=== RECORDS TO PROCESS ===

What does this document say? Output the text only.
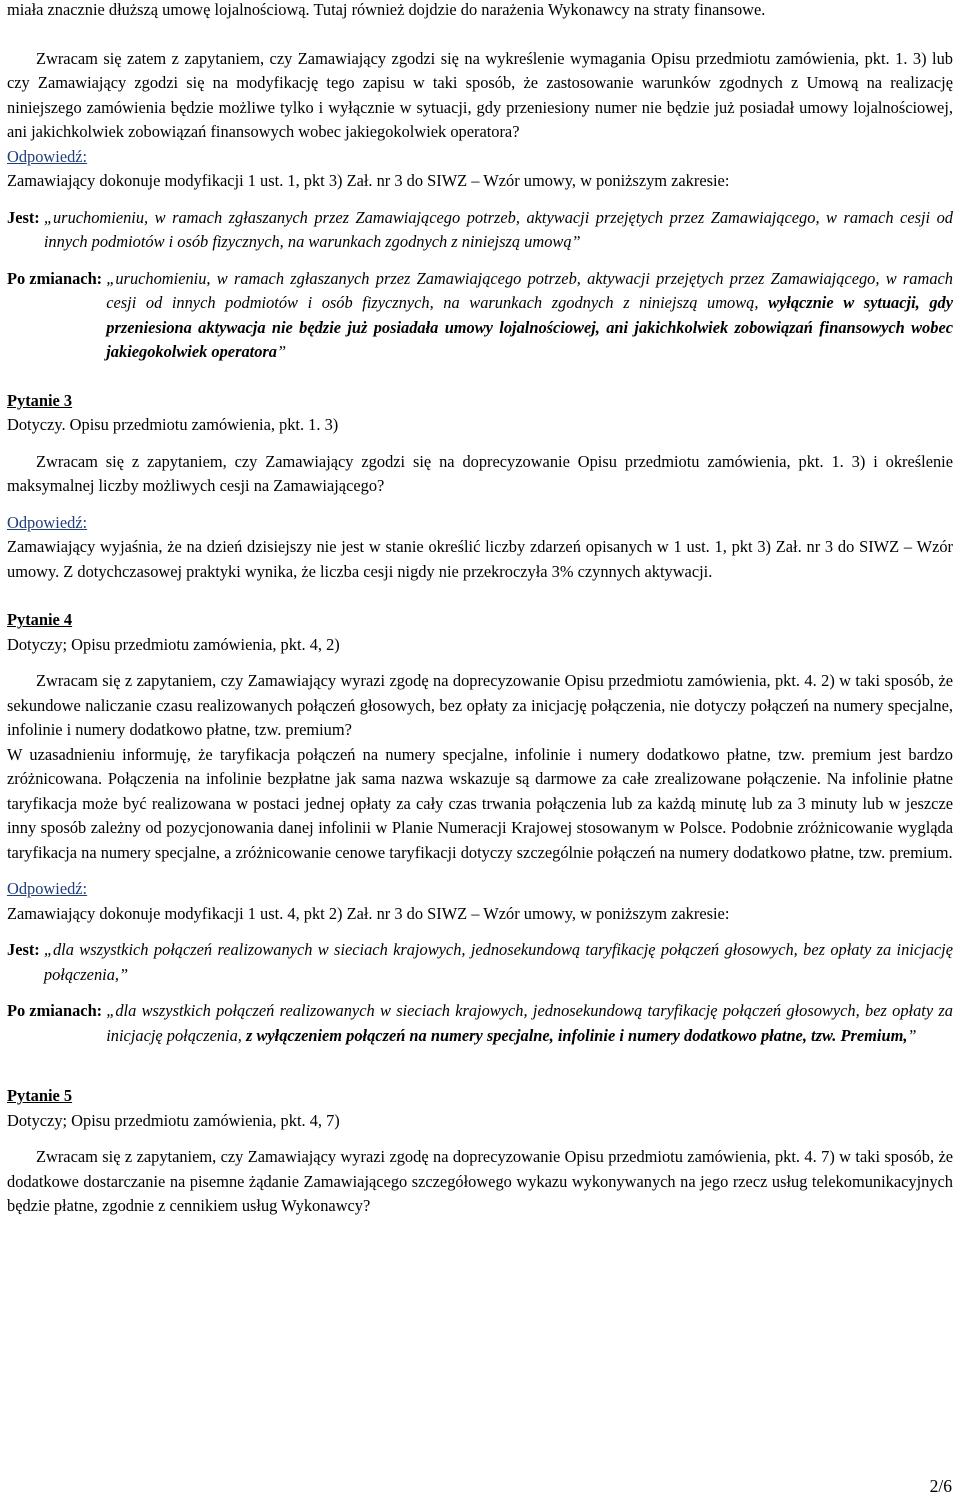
miała znacznie dłuższą umowę lojalnościową. Tutaj również dojdzie do narażenia Wykonawcy na straty finansowe.

Zwracam się zatem z zapytaniem, czy Zamawiający zgodzi się na wykreślenie wymagania Opisu przedmiotu zamówienia, pkt. 1. 3) lub czy Zamawiający zgodzi się na modyfikację tego zapisu w taki sposób, że zastosowanie warunków zgodnych z Umową na realizację niniejszego zamówienia będzie możliwe tylko i wyłącznie w sytuacji, gdy przeniesiony numer nie będzie już posiadał umowy lojalnościowej, ani jakichkolwiek zobowiązań finansowych wobec jakiegokolwiek operatora?

Odpowiedź:

Zamawiający dokonuje modyfikacji 1 ust. 1, pkt 3) Zał. nr 3 do SIWZ – Wzór umowy, w poniższym zakresie:

Jest: „uruchomieniu, w ramach zgłaszanych przez Zamawiającego potrzeb, aktywacji przejętych przez Zamawiającego, w ramach cesji od innych podmiotów i osób fizycznych, na warunkach zgodnych z niniejszą umową”
Po zmianach: „uruchomieniu, w ramach zgłaszanych przez Zamawiającego potrzeb, aktywacji przejętych przez Zamawiającego, w ramach cesji od innych podmiotów i osób fizycznych, na warunkach zgodnych z niniejszą umową, wyłącznie w sytuacji, gdy przeniesiona aktywacja nie będzie już posiadała umowy lojalnościowej, ani jakichkolwiek zobowiązań finansowych wobec jakiegokolwiek operatora”

Pytanie 3

Dotyczy. Opisu przedmiotu zamówienia, pkt. 1. 3)

Zwracam się z zapytaniem, czy Zamawiający zgodzi się na doprecyzowanie Opisu przedmiotu zamówienia, pkt. 1. 3) i określenie maksymalnej liczby możliwych cesji na Zamawiającego?

Odpowiedź:

Zamawiający wyjaśnia, że na dzień dzisiejszy nie jest w stanie określić liczby zdarzeń opisanych w 1 ust. 1, pkt 3) Zał. nr 3 do SIWZ – Wzór umowy. Z dotychczasowej praktyki wynika, że liczba cesji nigdy nie przekroczyła 3% czynnych aktywacji.

Pytanie 4

Dotyczy; Opisu przedmiotu zamówienia, pkt. 4, 2)

Zwracam się z zapytaniem, czy Zamawiający wyrazi zgodę na doprecyzowanie Opisu przedmiotu zamówienia, pkt. 4. 2) w taki sposób, że sekundowe naliczanie czasu realizowanych połączeń głosowych, bez opłaty za inicjację połączenia, nie dotyczy połączeń na numery specjalne, infolinie i numery dodatkowo płatne, tzw. premium?

W uzasadnieniu informuję, że taryfikacja połączeń na numery specjalne, infolinie i numery dodatkowo płatne, tzw. premium jest bardzo zróżnicowana. Połączenia na infolinie bezpłatne jak sama nazwa wskazuje są darmowe za całe zrealizowane połączenie. Na infolinie płatne taryfikacja może być realizowana w postaci jednej opłaty za cały czas trwania połączenia lub za każdą minutę lub za 3 minuty lub w jeszcze inny sposób zależny od pozycjonowania danej infolinii w Planie Numeracji Krajowej stosowanym w Polsce. Podobnie zróżnicowanie wygląda taryfikacja na numery specjalne, a zróżnicowanie cenowe taryfikacji dotyczy szczególnie połączeń na numery dodatkowo płatne, tzw. premium.

Odpowiedź:

Zamawiający dokonuje modyfikacji 1 ust. 4, pkt 2) Zał. nr 3 do SIWZ – Wzór umowy, w poniższym zakresie:

Jest: „dla wszystkich połączeń realizowanych w sieciach krajowych, jednosekundową taryfikację połączeń głosowych, bez opłaty za inicjację połączenia,”
Po zmianach: „dla wszystkich połączeń realizowanych w sieciach krajowych, jednosekundową taryfikację połączeń głosowych, bez opłaty za inicjację połączenia, z wyłączeniem połączeń na numery specjalne, infolinie i numery dodatkowo płatne, tzw. Premium,”

Pytanie 5

Dotyczy; Opisu przedmiotu zamówienia, pkt. 4, 7)

Zwracam się z zapytaniem, czy Zamawiający wyrazi zgodę na doprecyzowanie Opisu przedmiotu zamówienia, pkt. 4. 7) w taki sposób, że dodatkowe dostarczanie na pisemne żądanie Zamawiającego szczegółowego wykazu wykonywanych na jego rzecz usług telekomunikacyjnych będzie płatne, zgodnie z cennikiem usług Wykonawcy?

2/6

===

# TASK STATEMENT
Which lines hold the word "zgłaszanych"? Show each one.

# PROBLEM SOLUTION
Jest: „uruchomieniu, w ramach zgłaszanych przez Zamawiającego potrzeb, aktywacji przejętych przez Zamawiającego, w ramach cesji od innych podmiotów i osób fizycznych, na warunkach zgodnych z niniejszą umową”
Po zmianach: „uruchomieniu, w ramach zgłaszanych przez Zamawiającego potrzeb, aktywacji przejętych przez Zamawiającego, w ramach cesji od innych podmiotów i osób fizycznych, na warunkach zgodnych z niniejszą umową, wyłącznie w sytuacji, gdy przeniesiona aktywacja nie będzie już posiadała umowy lojalnościowej, ani jakichkolwiek zobowiązań finansowych wobec jakiegokolwiek operatora”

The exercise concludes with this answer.